### [To do]
Type every record exactly as it appears.

-------- Records for processing --------

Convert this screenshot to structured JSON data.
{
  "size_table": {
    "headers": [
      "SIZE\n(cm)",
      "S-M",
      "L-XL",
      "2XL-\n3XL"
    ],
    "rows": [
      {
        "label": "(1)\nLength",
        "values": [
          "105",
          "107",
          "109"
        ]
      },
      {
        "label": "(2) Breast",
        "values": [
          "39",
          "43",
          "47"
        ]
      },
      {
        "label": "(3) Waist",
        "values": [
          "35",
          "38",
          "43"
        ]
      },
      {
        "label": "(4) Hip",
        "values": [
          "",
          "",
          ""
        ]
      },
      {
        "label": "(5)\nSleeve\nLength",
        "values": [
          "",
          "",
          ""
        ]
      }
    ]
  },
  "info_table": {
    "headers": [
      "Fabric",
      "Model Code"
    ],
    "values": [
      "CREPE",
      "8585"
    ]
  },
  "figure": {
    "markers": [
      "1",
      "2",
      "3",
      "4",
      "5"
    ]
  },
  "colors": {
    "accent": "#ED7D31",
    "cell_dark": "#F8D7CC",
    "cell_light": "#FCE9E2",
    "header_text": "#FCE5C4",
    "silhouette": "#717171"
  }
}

--------

### [Output for this exercise]
Convert this screenshot to structured JSON data.
{
  "size_table": {
    "headers": [
      "SIZE\n(cm)",
      "S-M",
      "L-XL",
      "2XL-\n3XL"
    ],
    "rows": [
      {
        "label": "(1)\nLength",
        "values": [
          "105",
          "107",
          "109"
        ]
      },
      {
        "label": "(2) Breast",
        "values": [
          "39",
          "43",
          "47"
        ]
      },
      {
        "label": "(3) Waist",
        "values": [
          "35",
          "38",
          "43"
        ]
      },
      {
        "label": "(4) Hip",
        "values": [
          "",
          "",
          ""
        ]
      },
      {
        "label": "(5)\nSleeve\nLength",
        "values": [
          "",
          "",
          ""
        ]
      }
    ]
  },
  "info_table": {
    "headers": [
      "Fabric",
      "Model Code"
    ],
    "values": [
      "CREPE",
      "8585"
    ]
  },
  "figure": {
    "markers": [
      "1",
      "2",
      "3",
      "4",
      "5"
    ]
  },
  "colors": {
    "accent": "#ED7D31",
    "cell_dark": "#F8D7CC",
    "cell_light": "#FCE9E2",
    "header_text": "#FCE5C4",
    "silhouette": "#717171"
  }
}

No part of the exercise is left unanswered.